Excerpt from a dataset:
(begin)

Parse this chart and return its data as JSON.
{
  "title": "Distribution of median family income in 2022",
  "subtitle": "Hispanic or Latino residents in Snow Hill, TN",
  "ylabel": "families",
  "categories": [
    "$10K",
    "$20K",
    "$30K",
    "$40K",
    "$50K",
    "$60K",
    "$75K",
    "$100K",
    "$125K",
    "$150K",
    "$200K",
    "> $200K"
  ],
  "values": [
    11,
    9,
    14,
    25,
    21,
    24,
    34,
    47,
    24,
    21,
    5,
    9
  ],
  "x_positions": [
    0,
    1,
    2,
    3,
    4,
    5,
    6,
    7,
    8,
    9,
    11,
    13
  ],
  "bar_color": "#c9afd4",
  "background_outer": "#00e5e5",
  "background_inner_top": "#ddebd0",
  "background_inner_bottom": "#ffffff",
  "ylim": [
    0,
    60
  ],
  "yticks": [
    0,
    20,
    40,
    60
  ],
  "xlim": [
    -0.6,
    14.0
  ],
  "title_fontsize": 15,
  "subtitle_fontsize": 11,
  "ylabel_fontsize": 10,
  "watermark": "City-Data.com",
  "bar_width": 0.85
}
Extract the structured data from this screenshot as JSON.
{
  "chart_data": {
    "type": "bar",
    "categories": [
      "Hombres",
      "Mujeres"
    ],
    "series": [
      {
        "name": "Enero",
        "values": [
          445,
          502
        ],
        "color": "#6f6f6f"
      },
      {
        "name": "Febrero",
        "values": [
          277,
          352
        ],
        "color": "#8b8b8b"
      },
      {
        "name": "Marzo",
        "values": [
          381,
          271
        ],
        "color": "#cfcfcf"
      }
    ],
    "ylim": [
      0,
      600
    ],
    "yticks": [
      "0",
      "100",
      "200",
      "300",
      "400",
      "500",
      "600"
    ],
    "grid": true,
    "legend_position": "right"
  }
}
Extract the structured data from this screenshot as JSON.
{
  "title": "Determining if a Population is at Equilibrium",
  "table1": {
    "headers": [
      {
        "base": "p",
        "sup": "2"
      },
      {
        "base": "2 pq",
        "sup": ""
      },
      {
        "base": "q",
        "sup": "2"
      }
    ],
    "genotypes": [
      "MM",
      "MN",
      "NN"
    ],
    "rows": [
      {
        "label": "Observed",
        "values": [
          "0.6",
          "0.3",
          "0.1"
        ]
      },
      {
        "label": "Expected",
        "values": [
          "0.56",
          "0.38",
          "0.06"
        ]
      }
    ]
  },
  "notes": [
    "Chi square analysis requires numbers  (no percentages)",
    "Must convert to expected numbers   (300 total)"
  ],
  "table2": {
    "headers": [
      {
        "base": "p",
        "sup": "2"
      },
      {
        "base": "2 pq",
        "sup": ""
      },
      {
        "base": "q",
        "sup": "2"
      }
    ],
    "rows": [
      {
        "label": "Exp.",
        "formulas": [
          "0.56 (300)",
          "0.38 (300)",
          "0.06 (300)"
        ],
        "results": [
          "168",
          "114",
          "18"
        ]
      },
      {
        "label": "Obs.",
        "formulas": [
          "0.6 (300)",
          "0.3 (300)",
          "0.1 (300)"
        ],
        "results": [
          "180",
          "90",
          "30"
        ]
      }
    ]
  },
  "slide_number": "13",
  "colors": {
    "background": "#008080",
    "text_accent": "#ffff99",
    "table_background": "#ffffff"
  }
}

(end)

## [TASK DETAILS]
Reproduce each entry above exactly, keeping every word.

## [THE SOLUTION]
Parse this chart and return its data as JSON.
{
  "title": "Distribution of median family income in 2022",
  "subtitle": "Hispanic or Latino residents in Snow Hill, TN",
  "ylabel": "families",
  "categories": [
    "$10K",
    "$20K",
    "$30K",
    "$40K",
    "$50K",
    "$60K",
    "$75K",
    "$100K",
    "$125K",
    "$150K",
    "$200K",
    "> $200K"
  ],
  "values": [
    11,
    9,
    14,
    25,
    21,
    24,
    34,
    47,
    24,
    21,
    5,
    9
  ],
  "x_positions": [
    0,
    1,
    2,
    3,
    4,
    5,
    6,
    7,
    8,
    9,
    11,
    13
  ],
  "bar_color": "#c9afd4",
  "background_outer": "#00e5e5",
  "background_inner_top": "#ddebd0",
  "background_inner_bottom": "#ffffff",
  "ylim": [
    0,
    60
  ],
  "yticks": [
    0,
    20,
    40,
    60
  ],
  "xlim": [
    -0.6,
    14.0
  ],
  "title_fontsize": 15,
  "subtitle_fontsize": 11,
  "ylabel_fontsize": 10,
  "watermark": "City-Data.com",
  "bar_width": 0.85
}
Extract the structured data from this screenshot as JSON.
{
  "chart_data": {
    "type": "bar",
    "categories": [
      "Hombres",
      "Mujeres"
    ],
    "series": [
      {
        "name": "Enero",
        "values": [
          445,
          502
        ],
        "color": "#6f6f6f"
      },
      {
        "name": "Febrero",
        "values": [
          277,
          352
        ],
        "color": "#8b8b8b"
      },
      {
        "name": "Marzo",
        "values": [
          381,
          271
        ],
        "color": "#cfcfcf"
      }
    ],
    "ylim": [
      0,
      600
    ],
    "yticks": [
      "0",
      "100",
      "200",
      "300",
      "400",
      "500",
      "600"
    ],
    "grid": true,
    "legend_position": "right"
  }
}
Extract the structured data from this screenshot as JSON.
{
  "title": "Determining if a Population is at Equilibrium",
  "table1": {
    "headers": [
      {
        "base": "p",
        "sup": "2"
      },
      {
        "base": "2 pq",
        "sup": ""
      },
      {
        "base": "q",
        "sup": "2"
      }
    ],
    "genotypes": [
      "MM",
      "MN",
      "NN"
    ],
    "rows": [
      {
        "label": "Observed",
        "values": [
          "0.6",
          "0.3",
          "0.1"
        ]
      },
      {
        "label": "Expected",
        "values": [
          "0.56",
          "0.38",
          "0.06"
        ]
      }
    ]
  },
  "notes": [
    "Chi square analysis requires numbers  (no percentages)",
    "Must convert to expected numbers   (300 total)"
  ],
  "table2": {
    "headers": [
      {
        "base": "p",
        "sup": "2"
      },
      {
        "base": "2 pq",
        "sup": ""
      },
      {
        "base": "q",
        "sup": "2"
      }
    ],
    "rows": [
      {
        "label": "Exp.",
        "formulas": [
          "0.56 (300)",
          "0.38 (300)",
          "0.06 (300)"
        ],
        "results": [
          "168",
          "114",
          "18"
        ]
      },
      {
        "label": "Obs.",
        "formulas": [
          "0.6 (300)",
          "0.3 (300)",
          "0.1 (300)"
        ],
        "results": [
          "180",
          "90",
          "30"
        ]
      }
    ]
  },
  "slide_number": "13",
  "colors": {
    "background": "#008080",
    "text_accent": "#ffff99",
    "table_background": "#ffffff"
  }
}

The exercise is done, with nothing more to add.